● **YOUR INSTRUCTIONS**
Copy each line of the records that contains the word "unit".

-- Start of PROVIDED ENTRIES --

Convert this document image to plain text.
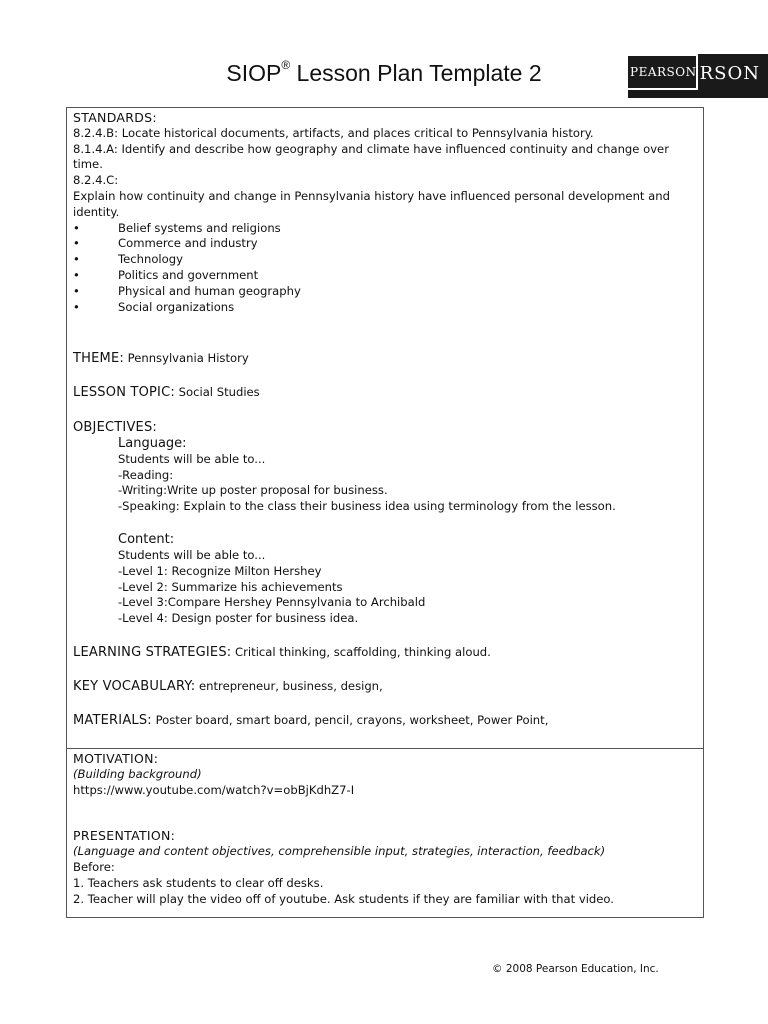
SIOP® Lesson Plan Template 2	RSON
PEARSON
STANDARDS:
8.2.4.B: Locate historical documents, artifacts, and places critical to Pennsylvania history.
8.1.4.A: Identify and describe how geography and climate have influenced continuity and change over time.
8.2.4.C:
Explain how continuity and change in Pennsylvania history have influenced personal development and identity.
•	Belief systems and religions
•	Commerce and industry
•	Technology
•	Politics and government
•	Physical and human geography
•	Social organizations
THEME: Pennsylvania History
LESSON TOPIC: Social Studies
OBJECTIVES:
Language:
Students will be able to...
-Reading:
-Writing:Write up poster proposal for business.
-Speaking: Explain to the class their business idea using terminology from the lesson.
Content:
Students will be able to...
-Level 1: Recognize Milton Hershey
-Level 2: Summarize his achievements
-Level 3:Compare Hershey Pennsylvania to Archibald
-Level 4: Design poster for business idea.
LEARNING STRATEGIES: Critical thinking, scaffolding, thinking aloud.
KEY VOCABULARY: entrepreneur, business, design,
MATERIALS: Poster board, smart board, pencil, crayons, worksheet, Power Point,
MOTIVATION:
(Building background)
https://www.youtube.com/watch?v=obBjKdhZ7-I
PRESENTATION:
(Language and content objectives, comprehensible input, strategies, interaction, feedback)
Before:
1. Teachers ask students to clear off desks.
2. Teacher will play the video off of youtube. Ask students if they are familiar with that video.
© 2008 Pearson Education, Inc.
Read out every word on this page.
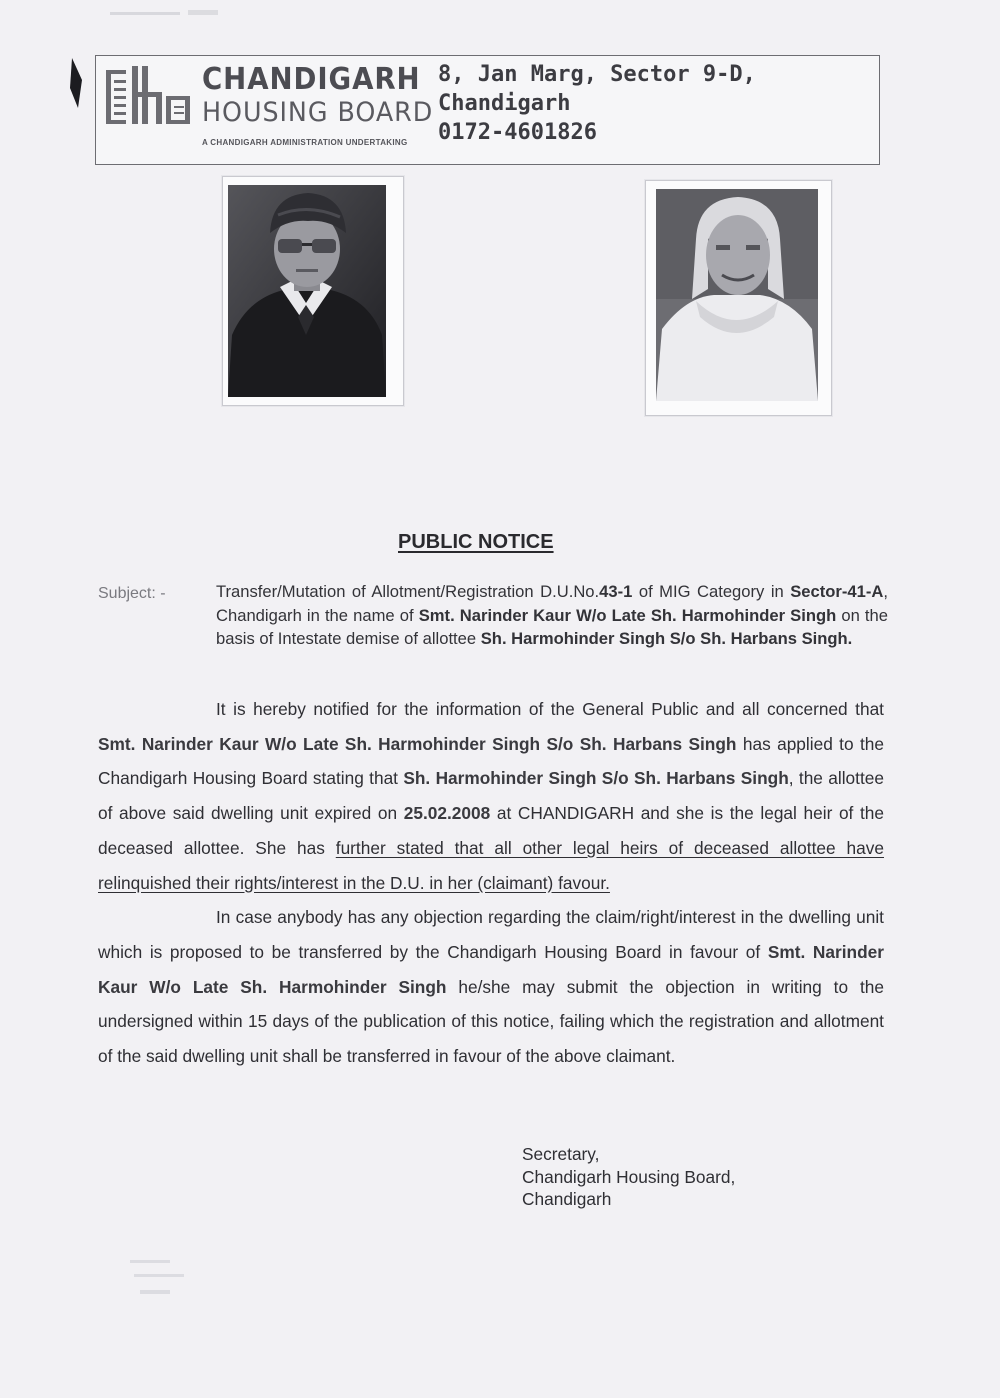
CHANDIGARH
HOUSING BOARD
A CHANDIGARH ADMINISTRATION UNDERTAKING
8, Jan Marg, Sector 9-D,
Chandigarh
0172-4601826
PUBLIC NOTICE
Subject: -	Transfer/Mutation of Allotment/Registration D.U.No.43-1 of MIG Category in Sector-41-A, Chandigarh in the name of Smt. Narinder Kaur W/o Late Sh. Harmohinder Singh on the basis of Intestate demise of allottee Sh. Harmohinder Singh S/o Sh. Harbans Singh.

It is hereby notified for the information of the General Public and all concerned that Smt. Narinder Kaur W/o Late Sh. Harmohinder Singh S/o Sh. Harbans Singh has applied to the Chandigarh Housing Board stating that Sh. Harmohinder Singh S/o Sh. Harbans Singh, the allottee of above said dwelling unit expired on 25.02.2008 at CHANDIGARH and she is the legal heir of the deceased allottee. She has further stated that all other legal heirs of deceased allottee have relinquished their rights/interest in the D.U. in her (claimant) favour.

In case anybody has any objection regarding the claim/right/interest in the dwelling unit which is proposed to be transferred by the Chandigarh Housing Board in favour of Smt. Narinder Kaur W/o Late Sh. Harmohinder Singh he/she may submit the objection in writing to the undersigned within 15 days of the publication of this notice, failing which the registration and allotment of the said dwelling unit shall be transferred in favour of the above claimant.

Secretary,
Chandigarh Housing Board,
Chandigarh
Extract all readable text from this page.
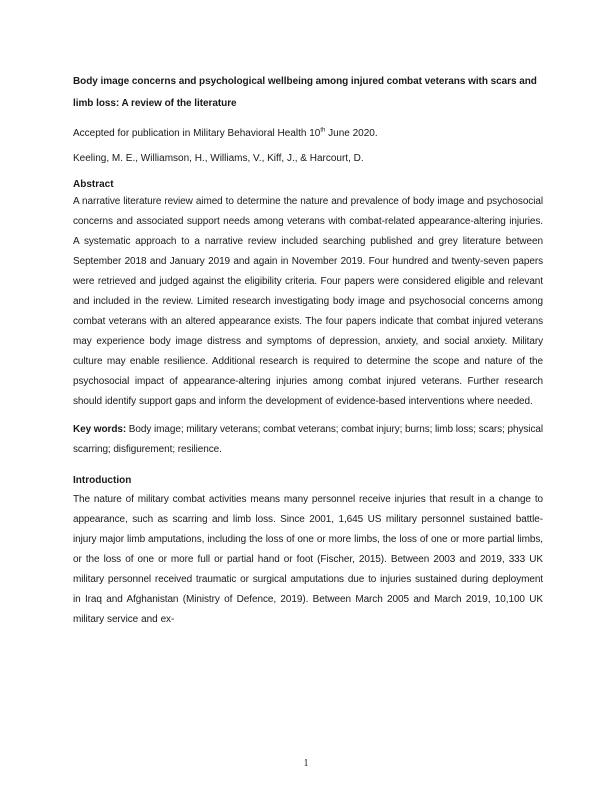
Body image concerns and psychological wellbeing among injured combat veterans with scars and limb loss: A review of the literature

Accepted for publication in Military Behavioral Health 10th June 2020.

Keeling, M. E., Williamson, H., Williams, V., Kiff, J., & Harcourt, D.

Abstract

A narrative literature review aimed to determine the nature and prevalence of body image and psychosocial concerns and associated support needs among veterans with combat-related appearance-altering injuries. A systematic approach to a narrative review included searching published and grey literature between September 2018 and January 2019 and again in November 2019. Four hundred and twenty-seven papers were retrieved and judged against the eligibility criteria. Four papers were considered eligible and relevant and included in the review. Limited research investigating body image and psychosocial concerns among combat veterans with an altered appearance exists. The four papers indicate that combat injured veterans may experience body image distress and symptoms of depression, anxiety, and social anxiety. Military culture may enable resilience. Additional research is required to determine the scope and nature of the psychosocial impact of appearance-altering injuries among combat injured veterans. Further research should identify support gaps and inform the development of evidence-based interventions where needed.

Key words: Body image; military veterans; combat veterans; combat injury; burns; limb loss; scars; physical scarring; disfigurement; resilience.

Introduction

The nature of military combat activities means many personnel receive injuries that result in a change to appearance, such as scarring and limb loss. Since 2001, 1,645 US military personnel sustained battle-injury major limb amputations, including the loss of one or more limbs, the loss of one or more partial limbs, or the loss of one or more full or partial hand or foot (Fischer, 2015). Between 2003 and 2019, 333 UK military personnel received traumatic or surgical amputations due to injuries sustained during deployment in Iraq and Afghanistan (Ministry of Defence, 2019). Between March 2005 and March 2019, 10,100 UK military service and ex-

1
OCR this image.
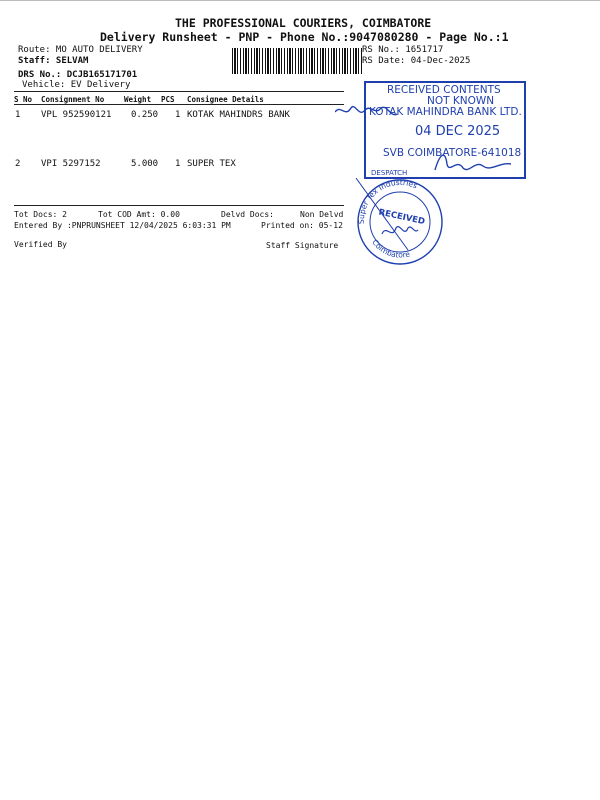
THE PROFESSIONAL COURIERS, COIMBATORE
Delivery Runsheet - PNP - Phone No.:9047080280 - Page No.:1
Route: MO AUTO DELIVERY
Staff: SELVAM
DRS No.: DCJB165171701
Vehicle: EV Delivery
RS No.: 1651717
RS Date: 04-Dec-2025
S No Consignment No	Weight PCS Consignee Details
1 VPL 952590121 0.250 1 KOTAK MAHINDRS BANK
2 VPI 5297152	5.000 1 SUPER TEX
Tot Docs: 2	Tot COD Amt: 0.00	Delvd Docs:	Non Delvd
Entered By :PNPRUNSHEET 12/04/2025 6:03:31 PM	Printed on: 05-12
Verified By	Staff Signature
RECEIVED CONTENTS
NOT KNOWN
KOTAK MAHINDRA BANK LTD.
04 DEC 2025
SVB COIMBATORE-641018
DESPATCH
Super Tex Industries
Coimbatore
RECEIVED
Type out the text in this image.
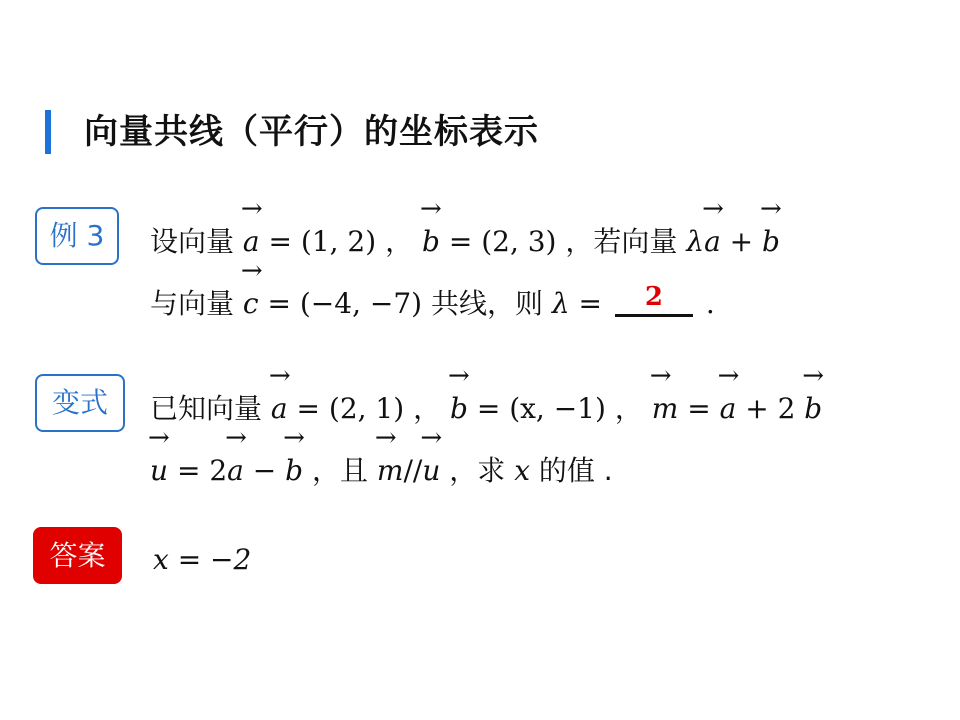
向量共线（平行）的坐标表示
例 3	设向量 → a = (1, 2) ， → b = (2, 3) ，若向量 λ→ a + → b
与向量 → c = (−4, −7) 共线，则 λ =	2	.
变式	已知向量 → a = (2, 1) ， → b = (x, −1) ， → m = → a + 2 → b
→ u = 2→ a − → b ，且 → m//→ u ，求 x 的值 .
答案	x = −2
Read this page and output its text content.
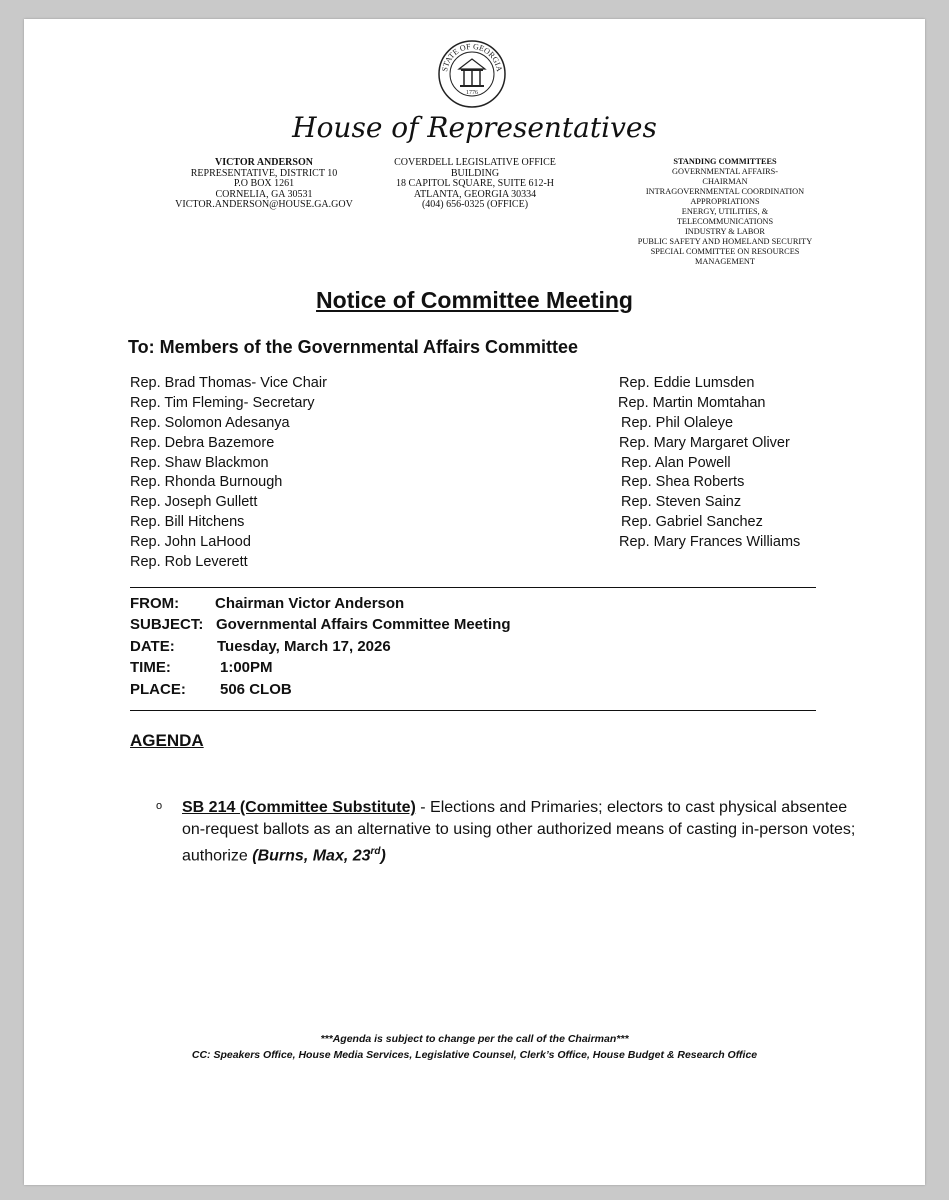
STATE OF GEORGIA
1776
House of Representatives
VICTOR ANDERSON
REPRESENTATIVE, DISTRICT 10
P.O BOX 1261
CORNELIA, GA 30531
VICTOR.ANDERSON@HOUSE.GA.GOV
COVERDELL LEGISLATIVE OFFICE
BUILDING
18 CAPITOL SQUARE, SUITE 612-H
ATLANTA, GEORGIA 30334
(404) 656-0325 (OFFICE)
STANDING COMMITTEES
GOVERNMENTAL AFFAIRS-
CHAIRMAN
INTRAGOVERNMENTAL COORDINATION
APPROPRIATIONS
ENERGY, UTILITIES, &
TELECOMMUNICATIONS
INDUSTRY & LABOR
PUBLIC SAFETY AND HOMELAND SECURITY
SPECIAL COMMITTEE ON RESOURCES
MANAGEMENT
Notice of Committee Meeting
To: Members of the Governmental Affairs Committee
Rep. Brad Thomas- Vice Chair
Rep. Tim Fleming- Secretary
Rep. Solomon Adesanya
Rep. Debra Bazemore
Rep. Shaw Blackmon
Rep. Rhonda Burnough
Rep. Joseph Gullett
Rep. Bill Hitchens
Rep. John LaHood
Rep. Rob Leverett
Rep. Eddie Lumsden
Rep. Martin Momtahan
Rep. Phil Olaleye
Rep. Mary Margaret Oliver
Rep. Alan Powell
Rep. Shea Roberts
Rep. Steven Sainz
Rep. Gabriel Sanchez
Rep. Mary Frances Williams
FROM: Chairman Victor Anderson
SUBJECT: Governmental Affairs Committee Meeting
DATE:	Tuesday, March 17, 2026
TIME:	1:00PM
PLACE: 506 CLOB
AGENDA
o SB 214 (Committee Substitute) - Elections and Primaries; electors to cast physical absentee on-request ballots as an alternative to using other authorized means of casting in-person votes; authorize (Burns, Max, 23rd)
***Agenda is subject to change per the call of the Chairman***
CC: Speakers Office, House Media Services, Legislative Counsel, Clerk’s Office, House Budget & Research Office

-- End of PROVIDED ENTRIES --

● **SOLUTION**
It is hereby notified for the information of the General Public and all concerned that Smt. Narinder Kaur W/o Late Sh. Harmohinder Singh S/o Sh. Harbans Singh has applied to the Chandigarh Housing Board stating that Sh. Harmohinder Singh S/o Sh. Harbans Singh, the allottee of above said dwelling unit expired on 25.02.2008 at CHANDIGARH and she is the legal heir of the deceased allottee. She has further stated that all other legal heirs of deceased allottee have relinquished their rights/interest in the D.U. in her (claimant) favour.
In case anybody has any objection regarding the claim/right/interest in the dwelling unit which is proposed to be transferred by the Chandigarh Housing Board in favour of Smt. Narinder Kaur W/o Late Sh. Harmohinder Singh he/she may submit the objection in writing to the undersigned within 15 days of the publication of this notice, failing which the registration and allotment of the said dwelling unit shall be transferred in favour of the above claimant.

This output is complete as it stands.